▶ **PROMPT**
Of the lines in this material, how many contain "icon"? Answer with a single number only.

-- BEGIN --

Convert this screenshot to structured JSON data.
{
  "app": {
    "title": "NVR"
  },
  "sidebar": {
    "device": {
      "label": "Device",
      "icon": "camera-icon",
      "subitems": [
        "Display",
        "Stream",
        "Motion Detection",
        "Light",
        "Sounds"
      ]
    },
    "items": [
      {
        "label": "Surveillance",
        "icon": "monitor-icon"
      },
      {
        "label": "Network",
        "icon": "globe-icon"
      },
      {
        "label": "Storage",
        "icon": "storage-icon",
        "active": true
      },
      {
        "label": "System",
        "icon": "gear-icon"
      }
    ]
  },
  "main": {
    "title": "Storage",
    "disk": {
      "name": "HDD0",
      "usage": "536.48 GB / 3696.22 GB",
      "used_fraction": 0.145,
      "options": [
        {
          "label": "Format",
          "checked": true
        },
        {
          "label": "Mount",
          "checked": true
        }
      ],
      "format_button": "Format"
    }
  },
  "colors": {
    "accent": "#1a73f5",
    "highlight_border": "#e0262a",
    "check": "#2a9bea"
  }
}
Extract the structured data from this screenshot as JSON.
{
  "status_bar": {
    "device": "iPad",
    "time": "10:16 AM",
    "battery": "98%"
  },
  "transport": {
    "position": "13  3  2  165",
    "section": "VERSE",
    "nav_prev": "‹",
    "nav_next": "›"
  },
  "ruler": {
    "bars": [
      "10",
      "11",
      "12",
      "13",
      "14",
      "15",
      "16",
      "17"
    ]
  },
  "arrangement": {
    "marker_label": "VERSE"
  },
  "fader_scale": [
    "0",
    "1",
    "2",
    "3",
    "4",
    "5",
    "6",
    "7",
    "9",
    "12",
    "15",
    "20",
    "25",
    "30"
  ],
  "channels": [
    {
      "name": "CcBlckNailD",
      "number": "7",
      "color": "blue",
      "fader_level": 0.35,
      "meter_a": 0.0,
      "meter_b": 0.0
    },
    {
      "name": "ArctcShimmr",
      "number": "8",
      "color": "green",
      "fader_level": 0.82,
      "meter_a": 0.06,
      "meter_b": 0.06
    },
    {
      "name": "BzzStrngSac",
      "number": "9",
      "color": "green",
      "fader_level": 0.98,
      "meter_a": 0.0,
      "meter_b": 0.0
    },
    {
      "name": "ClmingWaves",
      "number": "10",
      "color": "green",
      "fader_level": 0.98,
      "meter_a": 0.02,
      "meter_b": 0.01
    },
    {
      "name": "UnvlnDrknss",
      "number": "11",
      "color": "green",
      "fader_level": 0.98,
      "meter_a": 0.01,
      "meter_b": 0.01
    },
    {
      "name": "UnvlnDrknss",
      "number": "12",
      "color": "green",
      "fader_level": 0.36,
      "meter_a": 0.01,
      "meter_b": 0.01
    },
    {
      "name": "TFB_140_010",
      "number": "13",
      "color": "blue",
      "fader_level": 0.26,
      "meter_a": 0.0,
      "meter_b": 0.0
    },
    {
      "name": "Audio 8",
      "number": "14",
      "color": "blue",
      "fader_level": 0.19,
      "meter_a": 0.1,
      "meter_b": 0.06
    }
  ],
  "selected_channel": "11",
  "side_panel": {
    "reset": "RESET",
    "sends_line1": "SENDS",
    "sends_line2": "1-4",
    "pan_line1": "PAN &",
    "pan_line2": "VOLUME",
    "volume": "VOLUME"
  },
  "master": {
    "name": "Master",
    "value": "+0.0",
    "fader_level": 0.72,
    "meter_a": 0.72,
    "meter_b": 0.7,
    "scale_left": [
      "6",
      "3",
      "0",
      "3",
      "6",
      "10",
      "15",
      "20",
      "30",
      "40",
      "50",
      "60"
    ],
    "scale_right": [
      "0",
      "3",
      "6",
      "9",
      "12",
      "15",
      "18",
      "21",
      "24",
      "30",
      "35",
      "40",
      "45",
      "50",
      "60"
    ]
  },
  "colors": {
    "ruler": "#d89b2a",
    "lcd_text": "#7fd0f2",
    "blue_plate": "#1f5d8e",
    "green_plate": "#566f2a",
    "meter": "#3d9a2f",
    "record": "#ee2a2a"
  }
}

-- END --

▶ **WRITTEN REPLY**
5